WORK TO COMPLETE = Please print all of the material below, word for word.

## Begin DATA LISTING

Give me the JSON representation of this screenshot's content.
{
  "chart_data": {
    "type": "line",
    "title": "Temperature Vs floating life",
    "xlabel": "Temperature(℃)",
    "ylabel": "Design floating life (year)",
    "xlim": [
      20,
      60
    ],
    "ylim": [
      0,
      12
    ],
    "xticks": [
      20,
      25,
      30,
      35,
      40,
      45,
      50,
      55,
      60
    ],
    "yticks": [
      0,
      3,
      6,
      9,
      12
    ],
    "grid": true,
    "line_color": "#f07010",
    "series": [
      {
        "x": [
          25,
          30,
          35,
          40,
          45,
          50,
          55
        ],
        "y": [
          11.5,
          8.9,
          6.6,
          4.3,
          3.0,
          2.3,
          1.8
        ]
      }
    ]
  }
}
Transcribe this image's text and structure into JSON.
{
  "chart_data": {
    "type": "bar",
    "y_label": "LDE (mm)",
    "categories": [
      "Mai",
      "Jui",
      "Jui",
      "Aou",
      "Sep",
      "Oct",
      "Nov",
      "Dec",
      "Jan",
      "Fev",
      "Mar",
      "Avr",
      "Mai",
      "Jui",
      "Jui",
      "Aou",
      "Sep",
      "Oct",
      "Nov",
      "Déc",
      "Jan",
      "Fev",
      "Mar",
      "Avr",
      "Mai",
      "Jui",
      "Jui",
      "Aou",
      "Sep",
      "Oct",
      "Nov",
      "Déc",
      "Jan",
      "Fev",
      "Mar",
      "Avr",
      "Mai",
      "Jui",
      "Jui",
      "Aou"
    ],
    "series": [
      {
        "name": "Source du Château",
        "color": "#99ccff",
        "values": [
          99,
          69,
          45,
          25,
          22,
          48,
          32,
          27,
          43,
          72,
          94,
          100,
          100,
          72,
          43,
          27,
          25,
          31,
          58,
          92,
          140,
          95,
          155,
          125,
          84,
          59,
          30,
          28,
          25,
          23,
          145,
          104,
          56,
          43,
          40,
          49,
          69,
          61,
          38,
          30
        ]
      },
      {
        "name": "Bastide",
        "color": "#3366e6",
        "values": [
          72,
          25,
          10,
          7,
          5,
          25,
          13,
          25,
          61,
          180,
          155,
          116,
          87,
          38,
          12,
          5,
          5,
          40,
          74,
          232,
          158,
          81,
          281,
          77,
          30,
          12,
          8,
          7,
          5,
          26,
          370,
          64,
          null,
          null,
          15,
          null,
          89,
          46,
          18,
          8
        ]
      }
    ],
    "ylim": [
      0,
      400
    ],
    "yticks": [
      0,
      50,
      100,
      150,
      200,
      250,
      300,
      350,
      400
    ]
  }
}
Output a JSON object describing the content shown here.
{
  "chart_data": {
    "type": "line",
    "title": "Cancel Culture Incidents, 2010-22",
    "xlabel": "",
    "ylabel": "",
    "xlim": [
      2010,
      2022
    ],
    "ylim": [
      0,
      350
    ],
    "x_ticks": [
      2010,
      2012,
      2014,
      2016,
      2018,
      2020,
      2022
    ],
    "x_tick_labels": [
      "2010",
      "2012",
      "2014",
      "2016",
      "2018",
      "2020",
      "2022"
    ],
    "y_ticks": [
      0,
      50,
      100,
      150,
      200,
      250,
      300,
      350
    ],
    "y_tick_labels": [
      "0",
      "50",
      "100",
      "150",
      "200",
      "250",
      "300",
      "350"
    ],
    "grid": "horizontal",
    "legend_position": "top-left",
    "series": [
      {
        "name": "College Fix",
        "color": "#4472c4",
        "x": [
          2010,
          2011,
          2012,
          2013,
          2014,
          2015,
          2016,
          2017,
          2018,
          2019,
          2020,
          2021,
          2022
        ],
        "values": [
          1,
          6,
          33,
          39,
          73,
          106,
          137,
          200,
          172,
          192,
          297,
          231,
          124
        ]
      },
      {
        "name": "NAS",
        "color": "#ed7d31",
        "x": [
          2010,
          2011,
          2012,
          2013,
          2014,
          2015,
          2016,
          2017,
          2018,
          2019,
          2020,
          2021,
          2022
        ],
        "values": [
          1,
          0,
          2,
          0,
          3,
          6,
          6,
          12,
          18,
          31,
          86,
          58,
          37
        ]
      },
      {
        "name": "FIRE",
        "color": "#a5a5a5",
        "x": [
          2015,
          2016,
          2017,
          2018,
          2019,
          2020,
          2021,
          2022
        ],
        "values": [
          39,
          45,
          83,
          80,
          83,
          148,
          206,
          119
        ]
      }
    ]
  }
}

## End DATA LISTING

ANSWER TO THE TASK =
Give me the JSON representation of this screenshot's content.
{
  "chart_data": {
    "type": "line",
    "title": "Temperature Vs floating life",
    "xlabel": "Temperature(℃)",
    "ylabel": "Design floating life (year)",
    "xlim": [
      20,
      60
    ],
    "ylim": [
      0,
      12
    ],
    "xticks": [
      20,
      25,
      30,
      35,
      40,
      45,
      50,
      55,
      60
    ],
    "yticks": [
      0,
      3,
      6,
      9,
      12
    ],
    "grid": true,
    "line_color": "#f07010",
    "series": [
      {
        "x": [
          25,
          30,
          35,
          40,
          45,
          50,
          55
        ],
        "y": [
          11.5,
          8.9,
          6.6,
          4.3,
          3.0,
          2.3,
          1.8
        ]
      }
    ]
  }
}
Transcribe this image's text and structure into JSON.
{
  "chart_data": {
    "type": "bar",
    "y_label": "LDE (mm)",
    "categories": [
      "Mai",
      "Jui",
      "Jui",
      "Aou",
      "Sep",
      "Oct",
      "Nov",
      "Dec",
      "Jan",
      "Fev",
      "Mar",
      "Avr",
      "Mai",
      "Jui",
      "Jui",
      "Aou",
      "Sep",
      "Oct",
      "Nov",
      "Déc",
      "Jan",
      "Fev",
      "Mar",
      "Avr",
      "Mai",
      "Jui",
      "Jui",
      "Aou",
      "Sep",
      "Oct",
      "Nov",
      "Déc",
      "Jan",
      "Fev",
      "Mar",
      "Avr",
      "Mai",
      "Jui",
      "Jui",
      "Aou"
    ],
    "series": [
      {
        "name": "Source du Château",
        "color": "#99ccff",
        "values": [
          99,
          69,
          45,
          25,
          22,
          48,
          32,
          27,
          43,
          72,
          94,
          100,
          100,
          72,
          43,
          27,
          25,
          31,
          58,
          92,
          140,
          95,
          155,
          125,
          84,
          59,
          30,
          28,
          25,
          23,
          145,
          104,
          56,
          43,
          40,
          49,
          69,
          61,
          38,
          30
        ]
      },
      {
        "name": "Bastide",
        "color": "#3366e6",
        "values": [
          72,
          25,
          10,
          7,
          5,
          25,
          13,
          25,
          61,
          180,
          155,
          116,
          87,
          38,
          12,
          5,
          5,
          40,
          74,
          232,
          158,
          81,
          281,
          77,
          30,
          12,
          8,
          7,
          5,
          26,
          370,
          64,
          null,
          null,
          15,
          null,
          89,
          46,
          18,
          8
        ]
      }
    ],
    "ylim": [
      0,
      400
    ],
    "yticks": [
      0,
      50,
      100,
      150,
      200,
      250,
      300,
      350,
      400
    ]
  }
}
Output a JSON object describing the content shown here.
{
  "chart_data": {
    "type": "line",
    "title": "Cancel Culture Incidents, 2010-22",
    "xlabel": "",
    "ylabel": "",
    "xlim": [
      2010,
      2022
    ],
    "ylim": [
      0,
      350
    ],
    "x_ticks": [
      2010,
      2012,
      2014,
      2016,
      2018,
      2020,
      2022
    ],
    "x_tick_labels": [
      "2010",
      "2012",
      "2014",
      "2016",
      "2018",
      "2020",
      "2022"
    ],
    "y_ticks": [
      0,
      50,
      100,
      150,
      200,
      250,
      300,
      350
    ],
    "y_tick_labels": [
      "0",
      "50",
      "100",
      "150",
      "200",
      "250",
      "300",
      "350"
    ],
    "grid": "horizontal",
    "legend_position": "top-left",
    "series": [
      {
        "name": "College Fix",
        "color": "#4472c4",
        "x": [
          2010,
          2011,
          2012,
          2013,
          2014,
          2015,
          2016,
          2017,
          2018,
          2019,
          2020,
          2021,
          2022
        ],
        "values": [
          1,
          6,
          33,
          39,
          73,
          106,
          137,
          200,
          172,
          192,
          297,
          231,
          124
        ]
      },
      {
        "name": "NAS",
        "color": "#ed7d31",
        "x": [
          2010,
          2011,
          2012,
          2013,
          2014,
          2015,
          2016,
          2017,
          2018,
          2019,
          2020,
          2021,
          2022
        ],
        "values": [
          1,
          0,
          2,
          0,
          3,
          6,
          6,
          12,
          18,
          31,
          86,
          58,
          37
        ]
      },
      {
        "name": "FIRE",
        "color": "#a5a5a5",
        "x": [
          2015,
          2016,
          2017,
          2018,
          2019,
          2020,
          2021,
          2022
        ],
        "values": [
          39,
          45,
          83,
          80,
          83,
          148,
          206,
          119
        ]
      }
    ]
  }
}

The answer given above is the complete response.